_THE PROBLEM_: In the listing below, locate the lines bearing the word "values". Copy every one of them.

_DATA EXTRACT_:
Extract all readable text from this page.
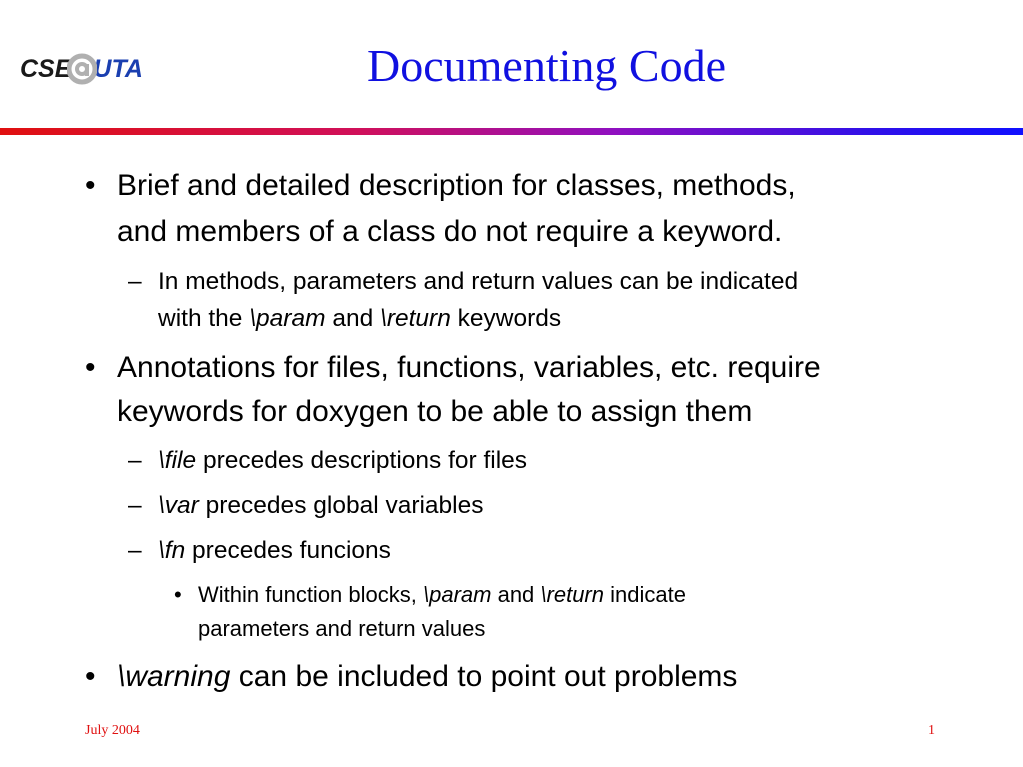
CSE UTA	Documenting Code
• Brief and detailed description for classes, methods,
and members of a class do not require a keyword.
– In methods, parameters and return values can be indicated
with the \param and \return keywords
• Annotations for files, functions, variables, etc. require
keywords for doxygen to be able to assign them
– \file precedes descriptions for files
– \var precedes global variables
– \fn precedes funcions
• Within function blocks, \param and \return indicate
parameters and return values
• \warning can be included to point out problems
July 2004	1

_THE RESULT_:
– In methods, parameters and return values can be indicated
parameters and return values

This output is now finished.